■ Records provided ■
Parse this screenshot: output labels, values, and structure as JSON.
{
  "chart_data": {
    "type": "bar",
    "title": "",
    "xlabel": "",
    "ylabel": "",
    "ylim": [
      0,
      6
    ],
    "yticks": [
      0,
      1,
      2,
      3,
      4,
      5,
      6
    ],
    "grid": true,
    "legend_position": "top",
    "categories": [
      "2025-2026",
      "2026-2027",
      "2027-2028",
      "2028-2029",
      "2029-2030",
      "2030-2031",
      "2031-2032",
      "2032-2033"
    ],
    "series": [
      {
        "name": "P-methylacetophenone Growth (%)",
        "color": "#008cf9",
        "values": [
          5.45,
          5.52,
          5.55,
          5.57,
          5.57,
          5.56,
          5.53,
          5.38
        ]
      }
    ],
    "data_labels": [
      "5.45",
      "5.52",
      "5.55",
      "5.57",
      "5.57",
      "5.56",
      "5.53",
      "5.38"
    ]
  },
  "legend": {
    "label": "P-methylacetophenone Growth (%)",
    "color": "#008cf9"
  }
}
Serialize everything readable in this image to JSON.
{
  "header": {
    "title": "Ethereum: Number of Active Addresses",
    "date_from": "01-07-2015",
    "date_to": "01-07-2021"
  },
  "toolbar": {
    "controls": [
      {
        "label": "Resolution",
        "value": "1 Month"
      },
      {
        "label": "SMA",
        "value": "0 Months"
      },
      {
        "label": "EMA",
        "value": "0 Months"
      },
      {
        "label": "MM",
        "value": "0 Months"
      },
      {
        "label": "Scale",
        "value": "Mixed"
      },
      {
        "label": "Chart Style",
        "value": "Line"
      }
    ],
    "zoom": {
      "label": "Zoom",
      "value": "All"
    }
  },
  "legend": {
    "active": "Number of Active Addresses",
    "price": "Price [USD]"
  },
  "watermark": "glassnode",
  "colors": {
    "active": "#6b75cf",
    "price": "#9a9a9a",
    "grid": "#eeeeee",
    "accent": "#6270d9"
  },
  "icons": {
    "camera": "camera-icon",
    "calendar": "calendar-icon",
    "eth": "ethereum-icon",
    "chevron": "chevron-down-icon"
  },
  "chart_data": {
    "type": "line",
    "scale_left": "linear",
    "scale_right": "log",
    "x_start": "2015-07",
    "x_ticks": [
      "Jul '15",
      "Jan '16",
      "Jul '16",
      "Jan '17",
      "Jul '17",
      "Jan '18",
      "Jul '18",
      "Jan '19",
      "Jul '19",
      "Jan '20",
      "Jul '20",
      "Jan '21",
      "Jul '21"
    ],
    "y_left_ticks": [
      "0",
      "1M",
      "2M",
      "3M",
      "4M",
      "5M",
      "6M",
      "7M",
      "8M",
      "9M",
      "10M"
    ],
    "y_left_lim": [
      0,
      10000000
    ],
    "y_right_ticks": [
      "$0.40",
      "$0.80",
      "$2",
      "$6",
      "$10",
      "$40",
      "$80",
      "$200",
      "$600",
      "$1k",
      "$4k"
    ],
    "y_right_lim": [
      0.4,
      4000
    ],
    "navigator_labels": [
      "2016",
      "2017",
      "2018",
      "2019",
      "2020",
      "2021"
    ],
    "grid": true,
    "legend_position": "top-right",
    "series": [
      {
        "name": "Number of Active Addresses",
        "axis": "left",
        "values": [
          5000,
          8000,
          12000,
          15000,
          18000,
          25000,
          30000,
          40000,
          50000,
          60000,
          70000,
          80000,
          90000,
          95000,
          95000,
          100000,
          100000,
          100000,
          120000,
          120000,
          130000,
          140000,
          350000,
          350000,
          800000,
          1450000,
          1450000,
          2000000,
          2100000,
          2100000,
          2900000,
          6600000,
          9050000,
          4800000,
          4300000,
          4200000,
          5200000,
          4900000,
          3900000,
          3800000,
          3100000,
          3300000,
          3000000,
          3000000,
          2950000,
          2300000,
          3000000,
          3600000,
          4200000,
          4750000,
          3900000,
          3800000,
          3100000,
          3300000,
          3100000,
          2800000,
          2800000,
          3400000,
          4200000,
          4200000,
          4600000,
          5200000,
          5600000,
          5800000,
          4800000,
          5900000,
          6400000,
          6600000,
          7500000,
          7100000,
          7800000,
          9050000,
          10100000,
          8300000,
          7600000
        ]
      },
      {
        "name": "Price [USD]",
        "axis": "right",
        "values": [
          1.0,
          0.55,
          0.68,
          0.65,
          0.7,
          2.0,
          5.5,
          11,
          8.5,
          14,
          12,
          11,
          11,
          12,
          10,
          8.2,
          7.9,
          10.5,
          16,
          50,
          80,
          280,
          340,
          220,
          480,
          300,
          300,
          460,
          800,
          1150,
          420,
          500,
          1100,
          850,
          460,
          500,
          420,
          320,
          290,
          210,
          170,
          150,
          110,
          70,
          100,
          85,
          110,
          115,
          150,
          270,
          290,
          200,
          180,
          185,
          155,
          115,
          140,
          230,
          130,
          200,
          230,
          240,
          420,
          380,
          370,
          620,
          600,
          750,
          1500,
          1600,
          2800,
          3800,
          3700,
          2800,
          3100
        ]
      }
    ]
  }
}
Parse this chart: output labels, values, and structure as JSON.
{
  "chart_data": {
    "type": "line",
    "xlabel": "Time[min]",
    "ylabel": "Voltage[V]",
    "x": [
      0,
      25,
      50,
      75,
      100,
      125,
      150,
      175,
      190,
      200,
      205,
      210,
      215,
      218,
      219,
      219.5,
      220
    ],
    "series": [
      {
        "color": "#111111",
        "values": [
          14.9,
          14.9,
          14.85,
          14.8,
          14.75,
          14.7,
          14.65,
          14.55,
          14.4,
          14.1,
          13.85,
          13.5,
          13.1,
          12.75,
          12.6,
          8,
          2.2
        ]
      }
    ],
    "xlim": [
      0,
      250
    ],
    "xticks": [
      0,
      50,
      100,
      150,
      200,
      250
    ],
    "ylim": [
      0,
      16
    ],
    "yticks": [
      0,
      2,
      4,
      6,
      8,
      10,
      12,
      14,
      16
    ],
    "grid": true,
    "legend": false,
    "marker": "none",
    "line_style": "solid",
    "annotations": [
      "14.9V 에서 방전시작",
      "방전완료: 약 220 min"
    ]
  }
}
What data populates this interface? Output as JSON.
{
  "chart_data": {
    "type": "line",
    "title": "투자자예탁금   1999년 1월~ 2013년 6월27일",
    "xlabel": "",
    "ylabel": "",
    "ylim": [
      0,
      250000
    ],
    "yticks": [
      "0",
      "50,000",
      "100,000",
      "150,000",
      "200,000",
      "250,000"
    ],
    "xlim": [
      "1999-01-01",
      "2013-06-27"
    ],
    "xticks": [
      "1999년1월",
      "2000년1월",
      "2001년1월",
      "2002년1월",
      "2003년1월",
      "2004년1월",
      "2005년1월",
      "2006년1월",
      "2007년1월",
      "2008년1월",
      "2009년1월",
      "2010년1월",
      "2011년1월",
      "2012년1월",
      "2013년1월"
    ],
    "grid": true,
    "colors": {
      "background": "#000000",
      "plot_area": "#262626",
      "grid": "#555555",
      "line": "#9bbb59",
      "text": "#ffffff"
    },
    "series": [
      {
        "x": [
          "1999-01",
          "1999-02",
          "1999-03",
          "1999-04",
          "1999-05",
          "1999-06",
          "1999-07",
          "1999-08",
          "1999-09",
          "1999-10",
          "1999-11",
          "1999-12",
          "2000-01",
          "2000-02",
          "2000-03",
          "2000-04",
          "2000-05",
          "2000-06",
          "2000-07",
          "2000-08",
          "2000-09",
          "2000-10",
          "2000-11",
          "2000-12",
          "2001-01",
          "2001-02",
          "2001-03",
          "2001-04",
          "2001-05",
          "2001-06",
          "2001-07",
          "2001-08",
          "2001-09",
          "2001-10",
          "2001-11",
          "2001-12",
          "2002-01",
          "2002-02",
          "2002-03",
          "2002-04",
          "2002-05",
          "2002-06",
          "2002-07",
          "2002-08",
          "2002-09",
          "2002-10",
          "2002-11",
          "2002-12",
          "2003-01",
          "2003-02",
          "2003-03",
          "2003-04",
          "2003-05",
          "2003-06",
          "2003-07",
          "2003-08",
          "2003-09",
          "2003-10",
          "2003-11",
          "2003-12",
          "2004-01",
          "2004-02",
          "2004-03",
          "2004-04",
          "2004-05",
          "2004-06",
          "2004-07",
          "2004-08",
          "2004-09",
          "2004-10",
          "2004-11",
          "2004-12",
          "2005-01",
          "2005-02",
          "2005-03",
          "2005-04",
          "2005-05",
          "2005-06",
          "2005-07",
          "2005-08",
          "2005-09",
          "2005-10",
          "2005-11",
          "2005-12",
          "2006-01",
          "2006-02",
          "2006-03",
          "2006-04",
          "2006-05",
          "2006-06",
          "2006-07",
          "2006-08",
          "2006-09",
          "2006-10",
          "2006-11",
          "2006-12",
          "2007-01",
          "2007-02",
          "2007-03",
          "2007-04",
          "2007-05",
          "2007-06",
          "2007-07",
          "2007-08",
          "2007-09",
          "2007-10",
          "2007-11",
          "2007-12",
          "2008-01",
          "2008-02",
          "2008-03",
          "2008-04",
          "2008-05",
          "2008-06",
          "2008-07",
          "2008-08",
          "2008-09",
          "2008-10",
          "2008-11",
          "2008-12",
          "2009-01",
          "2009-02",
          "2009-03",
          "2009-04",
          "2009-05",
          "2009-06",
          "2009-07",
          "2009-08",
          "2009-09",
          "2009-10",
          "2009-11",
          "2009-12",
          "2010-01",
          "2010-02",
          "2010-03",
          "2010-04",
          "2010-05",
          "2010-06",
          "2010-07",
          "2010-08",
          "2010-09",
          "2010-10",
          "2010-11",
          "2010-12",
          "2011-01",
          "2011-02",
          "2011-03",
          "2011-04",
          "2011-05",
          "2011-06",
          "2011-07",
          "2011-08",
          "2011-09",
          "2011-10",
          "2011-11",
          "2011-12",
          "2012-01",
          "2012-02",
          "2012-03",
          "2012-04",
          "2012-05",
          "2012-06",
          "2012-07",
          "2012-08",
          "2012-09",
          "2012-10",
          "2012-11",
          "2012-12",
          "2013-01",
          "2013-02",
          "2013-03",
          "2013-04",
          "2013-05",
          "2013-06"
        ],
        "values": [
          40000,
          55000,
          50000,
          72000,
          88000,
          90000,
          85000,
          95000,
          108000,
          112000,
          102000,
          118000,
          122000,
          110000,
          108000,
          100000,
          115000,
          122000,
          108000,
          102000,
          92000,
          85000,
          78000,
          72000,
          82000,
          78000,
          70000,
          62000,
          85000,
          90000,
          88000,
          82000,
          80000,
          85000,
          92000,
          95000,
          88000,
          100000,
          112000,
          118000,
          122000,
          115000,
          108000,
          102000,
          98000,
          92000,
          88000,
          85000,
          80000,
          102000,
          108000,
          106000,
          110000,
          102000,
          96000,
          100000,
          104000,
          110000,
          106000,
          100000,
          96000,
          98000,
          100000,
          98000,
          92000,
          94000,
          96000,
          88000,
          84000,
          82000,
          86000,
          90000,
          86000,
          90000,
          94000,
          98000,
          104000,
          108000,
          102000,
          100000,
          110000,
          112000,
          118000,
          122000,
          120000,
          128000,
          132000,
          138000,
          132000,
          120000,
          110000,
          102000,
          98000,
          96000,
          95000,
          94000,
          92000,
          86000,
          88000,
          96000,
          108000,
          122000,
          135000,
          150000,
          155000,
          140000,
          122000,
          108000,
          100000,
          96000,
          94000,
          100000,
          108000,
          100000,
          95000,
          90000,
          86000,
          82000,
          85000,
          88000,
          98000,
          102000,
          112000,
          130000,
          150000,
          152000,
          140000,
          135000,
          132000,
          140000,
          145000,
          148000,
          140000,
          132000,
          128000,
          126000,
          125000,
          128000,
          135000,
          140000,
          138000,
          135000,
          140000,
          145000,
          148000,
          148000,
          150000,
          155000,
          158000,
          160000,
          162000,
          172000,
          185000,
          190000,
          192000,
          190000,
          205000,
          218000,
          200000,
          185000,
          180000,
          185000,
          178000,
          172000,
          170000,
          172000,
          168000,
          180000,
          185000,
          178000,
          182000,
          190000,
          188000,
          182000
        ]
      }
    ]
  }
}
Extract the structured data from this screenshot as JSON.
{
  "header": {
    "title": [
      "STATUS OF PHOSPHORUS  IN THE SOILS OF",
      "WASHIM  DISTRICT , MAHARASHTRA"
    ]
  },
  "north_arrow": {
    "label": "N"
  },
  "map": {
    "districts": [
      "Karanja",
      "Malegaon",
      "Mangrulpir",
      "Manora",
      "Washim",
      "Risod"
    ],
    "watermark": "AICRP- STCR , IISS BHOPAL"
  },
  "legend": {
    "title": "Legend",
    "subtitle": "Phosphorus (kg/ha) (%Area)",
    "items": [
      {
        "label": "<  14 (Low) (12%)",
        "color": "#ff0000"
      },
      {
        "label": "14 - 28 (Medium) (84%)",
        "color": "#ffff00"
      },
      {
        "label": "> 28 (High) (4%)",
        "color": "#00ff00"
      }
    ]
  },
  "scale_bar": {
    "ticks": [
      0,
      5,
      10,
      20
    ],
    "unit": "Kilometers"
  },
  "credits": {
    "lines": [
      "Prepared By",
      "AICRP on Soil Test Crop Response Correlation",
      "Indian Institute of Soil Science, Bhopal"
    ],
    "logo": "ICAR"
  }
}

■ Problem statement ■
Search the data for the string "watermark" and copy each line where it appears.

■ Result ■
  "watermark": "glassnode",
    "watermark": "AICRP- STCR , IISS BHOPAL"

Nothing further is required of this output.